Items from a dataset
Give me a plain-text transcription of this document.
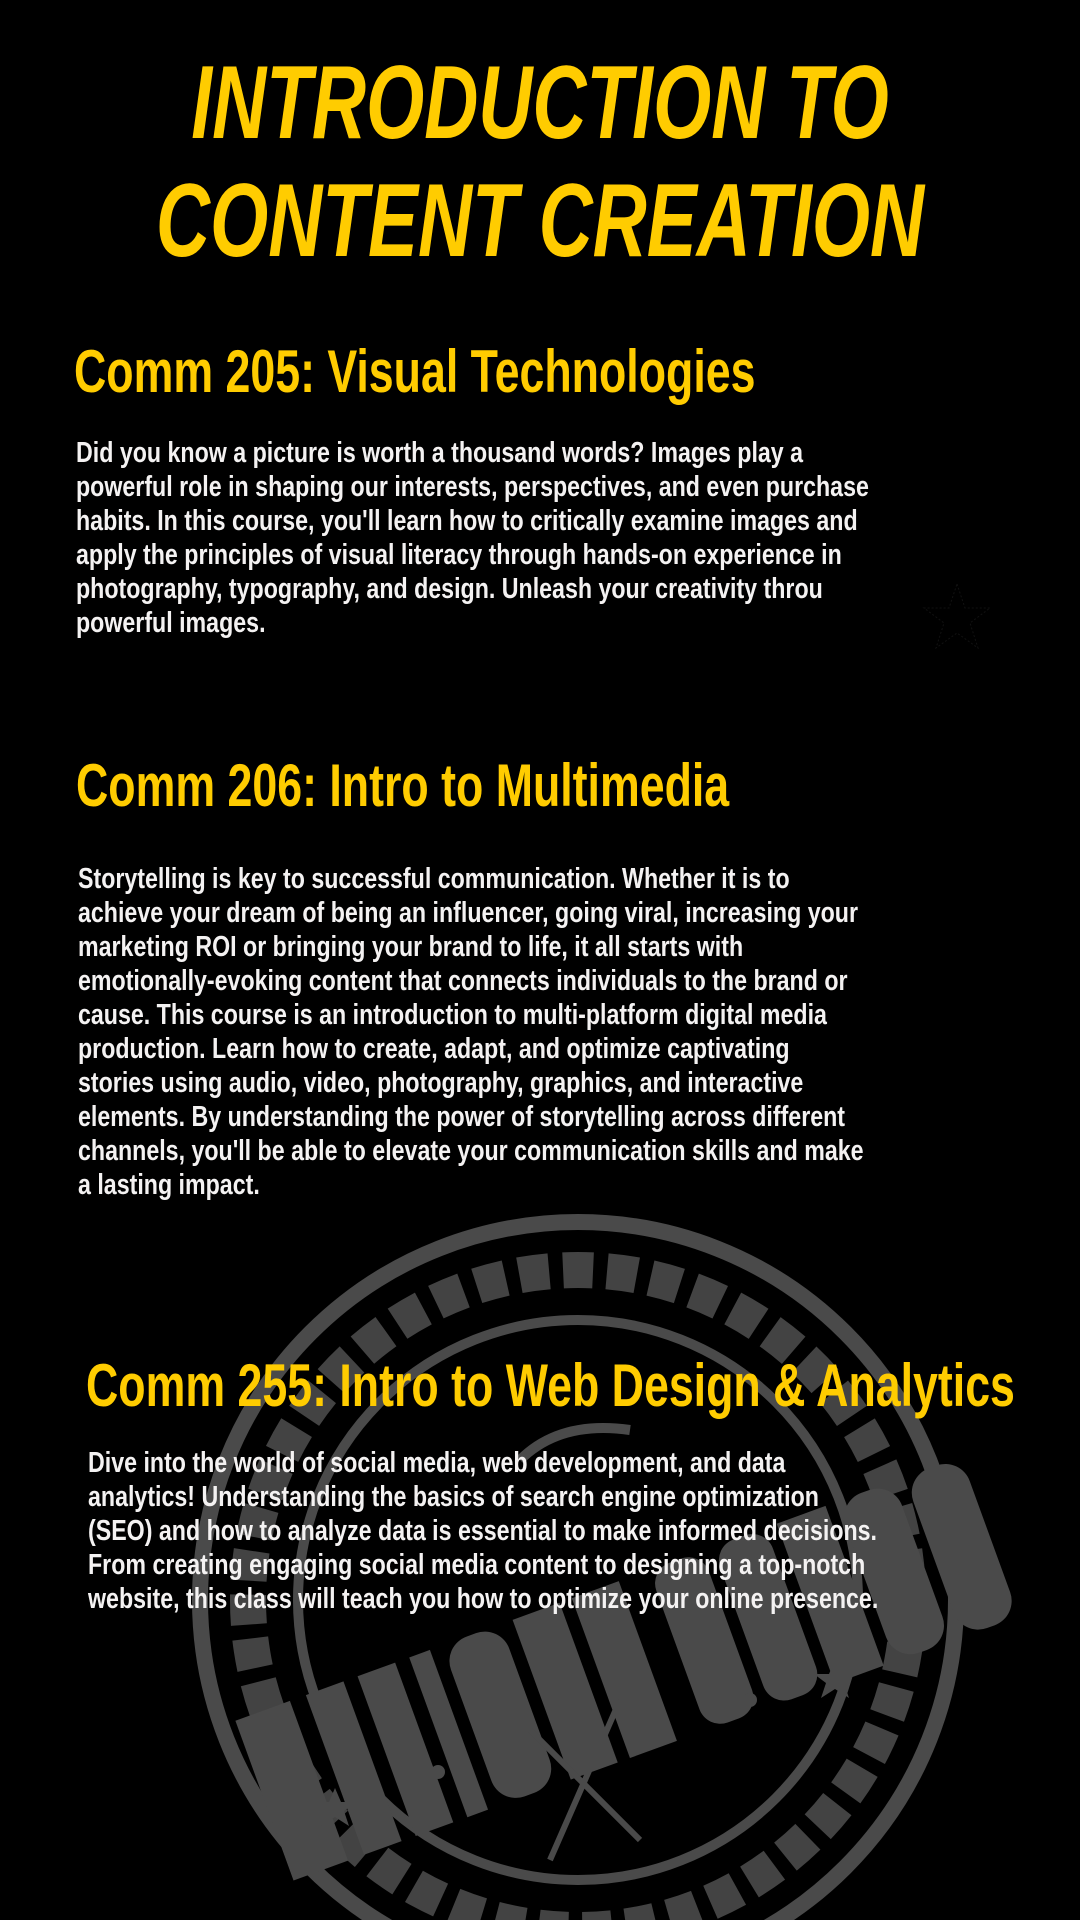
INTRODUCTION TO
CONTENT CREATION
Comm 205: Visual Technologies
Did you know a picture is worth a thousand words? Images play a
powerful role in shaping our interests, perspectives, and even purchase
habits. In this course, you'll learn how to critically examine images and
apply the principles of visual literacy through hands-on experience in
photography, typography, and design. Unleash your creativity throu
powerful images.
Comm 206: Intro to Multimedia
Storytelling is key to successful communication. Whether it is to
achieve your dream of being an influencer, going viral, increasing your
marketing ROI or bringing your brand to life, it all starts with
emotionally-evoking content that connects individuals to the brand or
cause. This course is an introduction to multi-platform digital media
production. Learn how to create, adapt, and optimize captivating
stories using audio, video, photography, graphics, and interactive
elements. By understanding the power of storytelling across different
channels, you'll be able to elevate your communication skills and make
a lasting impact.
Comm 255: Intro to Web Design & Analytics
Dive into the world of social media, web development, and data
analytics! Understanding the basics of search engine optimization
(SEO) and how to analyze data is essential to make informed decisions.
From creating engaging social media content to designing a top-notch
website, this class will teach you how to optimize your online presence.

==

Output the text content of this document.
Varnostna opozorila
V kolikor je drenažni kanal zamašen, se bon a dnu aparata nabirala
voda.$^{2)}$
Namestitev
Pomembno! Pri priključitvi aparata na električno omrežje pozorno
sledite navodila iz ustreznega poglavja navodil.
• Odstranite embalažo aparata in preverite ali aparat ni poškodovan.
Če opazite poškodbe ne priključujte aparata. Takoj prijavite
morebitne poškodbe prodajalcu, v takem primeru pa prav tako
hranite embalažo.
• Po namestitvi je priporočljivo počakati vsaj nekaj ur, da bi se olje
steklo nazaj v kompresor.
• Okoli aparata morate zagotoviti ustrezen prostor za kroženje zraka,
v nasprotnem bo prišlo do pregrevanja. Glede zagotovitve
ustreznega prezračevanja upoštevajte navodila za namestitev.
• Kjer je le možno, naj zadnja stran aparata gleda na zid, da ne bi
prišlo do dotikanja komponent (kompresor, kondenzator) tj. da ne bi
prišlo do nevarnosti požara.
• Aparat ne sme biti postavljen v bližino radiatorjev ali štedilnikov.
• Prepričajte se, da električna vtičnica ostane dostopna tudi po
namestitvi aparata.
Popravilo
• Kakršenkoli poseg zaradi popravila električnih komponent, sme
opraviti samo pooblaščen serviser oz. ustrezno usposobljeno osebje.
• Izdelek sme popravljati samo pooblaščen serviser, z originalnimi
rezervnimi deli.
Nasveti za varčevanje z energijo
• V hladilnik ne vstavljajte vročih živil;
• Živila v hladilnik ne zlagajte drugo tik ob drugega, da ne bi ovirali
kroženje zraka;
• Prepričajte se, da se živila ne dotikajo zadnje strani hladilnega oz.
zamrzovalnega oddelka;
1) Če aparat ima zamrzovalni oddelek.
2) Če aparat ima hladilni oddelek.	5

**What is expected**. Filter on the word "make": copy each matching line from the entries above.

**Response below**.
channels, you'll be able to elevate your communication skills and make
(SEO) and how to analyze data is essential to make informed decisions.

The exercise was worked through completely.